■ **Data listing**:
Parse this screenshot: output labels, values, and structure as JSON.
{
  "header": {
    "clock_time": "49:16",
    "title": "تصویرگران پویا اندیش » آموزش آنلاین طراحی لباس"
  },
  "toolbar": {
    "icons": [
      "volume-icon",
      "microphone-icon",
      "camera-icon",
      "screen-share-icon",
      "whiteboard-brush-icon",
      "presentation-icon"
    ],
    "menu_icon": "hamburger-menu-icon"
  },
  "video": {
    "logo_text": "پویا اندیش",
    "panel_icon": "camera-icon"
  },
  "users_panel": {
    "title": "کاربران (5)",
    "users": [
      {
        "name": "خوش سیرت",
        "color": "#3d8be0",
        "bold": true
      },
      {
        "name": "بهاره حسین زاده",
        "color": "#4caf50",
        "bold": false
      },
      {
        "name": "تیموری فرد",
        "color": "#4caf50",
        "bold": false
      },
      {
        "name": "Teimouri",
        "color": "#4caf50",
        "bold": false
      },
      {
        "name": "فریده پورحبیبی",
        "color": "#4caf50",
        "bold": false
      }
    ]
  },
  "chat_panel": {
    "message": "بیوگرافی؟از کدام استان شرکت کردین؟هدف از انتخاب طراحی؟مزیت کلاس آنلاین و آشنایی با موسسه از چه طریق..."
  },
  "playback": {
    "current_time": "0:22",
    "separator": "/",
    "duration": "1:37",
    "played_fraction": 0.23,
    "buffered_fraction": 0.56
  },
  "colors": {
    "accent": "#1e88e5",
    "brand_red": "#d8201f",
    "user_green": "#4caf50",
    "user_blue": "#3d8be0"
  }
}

■ **Exercise**: Repeat all the entries word for word.

■ **Result**:
Parse this screenshot: output labels, values, and structure as JSON.
{
  "header": {
    "clock_time": "49:16",
    "title": "تصویرگران پویا اندیش » آموزش آنلاین طراحی لباس"
  },
  "toolbar": {
    "icons": [
      "volume-icon",
      "microphone-icon",
      "camera-icon",
      "screen-share-icon",
      "whiteboard-brush-icon",
      "presentation-icon"
    ],
    "menu_icon": "hamburger-menu-icon"
  },
  "video": {
    "logo_text": "پویا اندیش",
    "panel_icon": "camera-icon"
  },
  "users_panel": {
    "title": "کاربران (5)",
    "users": [
      {
        "name": "خوش سیرت",
        "color": "#3d8be0",
        "bold": true
      },
      {
        "name": "بهاره حسین زاده",
        "color": "#4caf50",
        "bold": false
      },
      {
        "name": "تیموری فرد",
        "color": "#4caf50",
        "bold": false
      },
      {
        "name": "Teimouri",
        "color": "#4caf50",
        "bold": false
      },
      {
        "name": "فریده پورحبیبی",
        "color": "#4caf50",
        "bold": false
      }
    ]
  },
  "chat_panel": {
    "message": "بیوگرافی؟از کدام استان شرکت کردین؟هدف از انتخاب طراحی؟مزیت کلاس آنلاین و آشنایی با موسسه از چه طریق..."
  },
  "playback": {
    "current_time": "0:22",
    "separator": "/",
    "duration": "1:37",
    "played_fraction": 0.23,
    "buffered_fraction": 0.56
  },
  "colors": {
    "accent": "#1e88e5",
    "brand_red": "#d8201f",
    "user_green": "#4caf50",
    "user_blue": "#3d8be0"
  }
}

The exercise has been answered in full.